[Saved entries]
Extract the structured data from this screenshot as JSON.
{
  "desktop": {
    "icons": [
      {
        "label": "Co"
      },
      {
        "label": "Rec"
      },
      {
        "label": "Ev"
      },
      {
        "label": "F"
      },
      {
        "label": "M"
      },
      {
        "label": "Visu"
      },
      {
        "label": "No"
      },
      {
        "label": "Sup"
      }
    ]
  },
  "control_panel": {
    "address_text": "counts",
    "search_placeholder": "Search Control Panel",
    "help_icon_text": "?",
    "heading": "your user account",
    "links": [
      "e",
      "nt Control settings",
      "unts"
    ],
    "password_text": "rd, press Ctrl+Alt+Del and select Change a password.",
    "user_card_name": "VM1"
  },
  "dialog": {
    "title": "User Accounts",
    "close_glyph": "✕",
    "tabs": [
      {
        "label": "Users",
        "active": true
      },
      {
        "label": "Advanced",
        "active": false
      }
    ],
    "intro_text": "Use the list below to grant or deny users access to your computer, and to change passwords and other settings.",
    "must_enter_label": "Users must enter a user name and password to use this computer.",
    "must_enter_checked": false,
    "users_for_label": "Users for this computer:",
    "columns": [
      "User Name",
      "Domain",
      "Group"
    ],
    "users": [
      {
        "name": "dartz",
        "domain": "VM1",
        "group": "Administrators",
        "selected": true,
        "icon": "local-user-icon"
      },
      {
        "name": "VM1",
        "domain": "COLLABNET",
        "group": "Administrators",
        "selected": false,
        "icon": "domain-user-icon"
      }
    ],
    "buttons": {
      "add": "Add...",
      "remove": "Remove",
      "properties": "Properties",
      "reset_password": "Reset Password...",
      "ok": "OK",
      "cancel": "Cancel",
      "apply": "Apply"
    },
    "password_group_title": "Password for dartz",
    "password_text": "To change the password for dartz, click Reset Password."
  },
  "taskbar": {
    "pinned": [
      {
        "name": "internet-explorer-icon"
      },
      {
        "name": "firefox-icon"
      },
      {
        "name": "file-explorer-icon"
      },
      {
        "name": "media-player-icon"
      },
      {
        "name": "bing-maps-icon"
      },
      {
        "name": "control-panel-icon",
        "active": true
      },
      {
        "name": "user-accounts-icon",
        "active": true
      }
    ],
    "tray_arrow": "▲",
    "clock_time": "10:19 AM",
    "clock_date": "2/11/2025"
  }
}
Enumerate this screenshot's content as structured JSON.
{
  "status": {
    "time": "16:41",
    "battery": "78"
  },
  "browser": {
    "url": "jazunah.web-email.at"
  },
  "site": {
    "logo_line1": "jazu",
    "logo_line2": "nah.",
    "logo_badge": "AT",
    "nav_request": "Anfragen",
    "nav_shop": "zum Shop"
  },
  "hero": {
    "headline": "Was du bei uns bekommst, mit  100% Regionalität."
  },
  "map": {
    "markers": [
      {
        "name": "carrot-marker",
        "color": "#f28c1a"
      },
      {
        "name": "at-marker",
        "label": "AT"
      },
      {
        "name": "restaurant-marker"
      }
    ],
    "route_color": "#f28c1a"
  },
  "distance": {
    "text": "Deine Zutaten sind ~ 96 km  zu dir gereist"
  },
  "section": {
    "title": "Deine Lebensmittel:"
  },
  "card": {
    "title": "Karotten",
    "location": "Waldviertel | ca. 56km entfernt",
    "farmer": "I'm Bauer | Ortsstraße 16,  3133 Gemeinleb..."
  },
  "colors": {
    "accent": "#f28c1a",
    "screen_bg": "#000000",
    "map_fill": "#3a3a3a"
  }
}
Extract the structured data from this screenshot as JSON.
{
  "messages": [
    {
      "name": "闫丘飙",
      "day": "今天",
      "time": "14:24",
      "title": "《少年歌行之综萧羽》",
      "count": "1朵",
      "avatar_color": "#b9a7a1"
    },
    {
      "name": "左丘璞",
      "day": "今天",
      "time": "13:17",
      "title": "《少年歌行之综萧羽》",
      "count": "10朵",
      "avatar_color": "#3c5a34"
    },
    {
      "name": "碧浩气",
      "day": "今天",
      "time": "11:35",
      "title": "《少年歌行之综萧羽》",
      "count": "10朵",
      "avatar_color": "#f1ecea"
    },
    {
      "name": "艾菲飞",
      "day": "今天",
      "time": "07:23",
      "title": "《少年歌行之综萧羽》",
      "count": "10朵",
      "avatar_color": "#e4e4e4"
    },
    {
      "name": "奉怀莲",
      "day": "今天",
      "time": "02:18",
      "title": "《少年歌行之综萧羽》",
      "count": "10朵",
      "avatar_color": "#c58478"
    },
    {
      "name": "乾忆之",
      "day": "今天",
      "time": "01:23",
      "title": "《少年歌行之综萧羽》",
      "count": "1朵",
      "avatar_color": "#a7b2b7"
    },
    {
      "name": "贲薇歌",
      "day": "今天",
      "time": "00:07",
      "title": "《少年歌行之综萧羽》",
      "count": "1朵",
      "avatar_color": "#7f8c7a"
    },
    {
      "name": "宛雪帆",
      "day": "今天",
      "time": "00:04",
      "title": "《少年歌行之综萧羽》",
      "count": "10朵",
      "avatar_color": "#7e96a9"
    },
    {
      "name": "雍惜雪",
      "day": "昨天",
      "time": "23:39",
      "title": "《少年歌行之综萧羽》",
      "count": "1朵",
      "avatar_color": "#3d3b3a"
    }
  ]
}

◆ Work to do ◆
Restate every line of the data word for word.

◆ Written reply ◆
Extract the structured data from this screenshot as JSON.
{
  "desktop": {
    "icons": [
      {
        "label": "Co"
      },
      {
        "label": "Rec"
      },
      {
        "label": "Ev"
      },
      {
        "label": "F"
      },
      {
        "label": "M"
      },
      {
        "label": "Visu"
      },
      {
        "label": "No"
      },
      {
        "label": "Sup"
      }
    ]
  },
  "control_panel": {
    "address_text": "counts",
    "search_placeholder": "Search Control Panel",
    "help_icon_text": "?",
    "heading": "your user account",
    "links": [
      "e",
      "nt Control settings",
      "unts"
    ],
    "password_text": "rd, press Ctrl+Alt+Del and select Change a password.",
    "user_card_name": "VM1"
  },
  "dialog": {
    "title": "User Accounts",
    "close_glyph": "✕",
    "tabs": [
      {
        "label": "Users",
        "active": true
      },
      {
        "label": "Advanced",
        "active": false
      }
    ],
    "intro_text": "Use the list below to grant or deny users access to your computer, and to change passwords and other settings.",
    "must_enter_label": "Users must enter a user name and password to use this computer.",
    "must_enter_checked": false,
    "users_for_label": "Users for this computer:",
    "columns": [
      "User Name",
      "Domain",
      "Group"
    ],
    "users": [
      {
        "name": "dartz",
        "domain": "VM1",
        "group": "Administrators",
        "selected": true,
        "icon": "local-user-icon"
      },
      {
        "name": "VM1",
        "domain": "COLLABNET",
        "group": "Administrators",
        "selected": false,
        "icon": "domain-user-icon"
      }
    ],
    "buttons": {
      "add": "Add...",
      "remove": "Remove",
      "properties": "Properties",
      "reset_password": "Reset Password...",
      "ok": "OK",
      "cancel": "Cancel",
      "apply": "Apply"
    },
    "password_group_title": "Password for dartz",
    "password_text": "To change the password for dartz, click Reset Password."
  },
  "taskbar": {
    "pinned": [
      {
        "name": "internet-explorer-icon"
      },
      {
        "name": "firefox-icon"
      },
      {
        "name": "file-explorer-icon"
      },
      {
        "name": "media-player-icon"
      },
      {
        "name": "bing-maps-icon"
      },
      {
        "name": "control-panel-icon",
        "active": true
      },
      {
        "name": "user-accounts-icon",
        "active": true
      }
    ],
    "tray_arrow": "▲",
    "clock_time": "10:19 AM",
    "clock_date": "2/11/2025"
  }
}
Enumerate this screenshot's content as structured JSON.
{
  "status": {
    "time": "16:41",
    "battery": "78"
  },
  "browser": {
    "url": "jazunah.web-email.at"
  },
  "site": {
    "logo_line1": "jazu",
    "logo_line2": "nah.",
    "logo_badge": "AT",
    "nav_request": "Anfragen",
    "nav_shop": "zum Shop"
  },
  "hero": {
    "headline": "Was du bei uns bekommst, mit  100% Regionalität."
  },
  "map": {
    "markers": [
      {
        "name": "carrot-marker",
        "color": "#f28c1a"
      },
      {
        "name": "at-marker",
        "label": "AT"
      },
      {
        "name": "restaurant-marker"
      }
    ],
    "route_color": "#f28c1a"
  },
  "distance": {
    "text": "Deine Zutaten sind ~ 96 km  zu dir gereist"
  },
  "section": {
    "title": "Deine Lebensmittel:"
  },
  "card": {
    "title": "Karotten",
    "location": "Waldviertel | ca. 56km entfernt",
    "farmer": "I'm Bauer | Ortsstraße 16,  3133 Gemeinleb..."
  },
  "colors": {
    "accent": "#f28c1a",
    "screen_bg": "#000000",
    "map_fill": "#3a3a3a"
  }
}
Extract the structured data from this screenshot as JSON.
{
  "messages": [
    {
      "name": "闫丘飙",
      "day": "今天",
      "time": "14:24",
      "title": "《少年歌行之综萧羽》",
      "count": "1朵",
      "avatar_color": "#b9a7a1"
    },
    {
      "name": "左丘璞",
      "day": "今天",
      "time": "13:17",
      "title": "《少年歌行之综萧羽》",
      "count": "10朵",
      "avatar_color": "#3c5a34"
    },
    {
      "name": "碧浩气",
      "day": "今天",
      "time": "11:35",
      "title": "《少年歌行之综萧羽》",
      "count": "10朵",
      "avatar_color": "#f1ecea"
    },
    {
      "name": "艾菲飞",
      "day": "今天",
      "time": "07:23",
      "title": "《少年歌行之综萧羽》",
      "count": "10朵",
      "avatar_color": "#e4e4e4"
    },
    {
      "name": "奉怀莲",
      "day": "今天",
      "time": "02:18",
      "title": "《少年歌行之综萧羽》",
      "count": "10朵",
      "avatar_color": "#c58478"
    },
    {
      "name": "乾忆之",
      "day": "今天",
      "time": "01:23",
      "title": "《少年歌行之综萧羽》",
      "count": "1朵",
      "avatar_color": "#a7b2b7"
    },
    {
      "name": "贲薇歌",
      "day": "今天",
      "time": "00:07",
      "title": "《少年歌行之综萧羽》",
      "count": "1朵",
      "avatar_color": "#7f8c7a"
    },
    {
      "name": "宛雪帆",
      "day": "今天",
      "time": "00:04",
      "title": "《少年歌行之综萧羽》",
      "count": "10朵",
      "avatar_color": "#7e96a9"
    },
    {
      "name": "雍惜雪",
      "day": "昨天",
      "time": "23:39",
      "title": "《少年歌行之综萧羽》",
      "count": "1朵",
      "avatar_color": "#3d3b3a"
    }
  ]
}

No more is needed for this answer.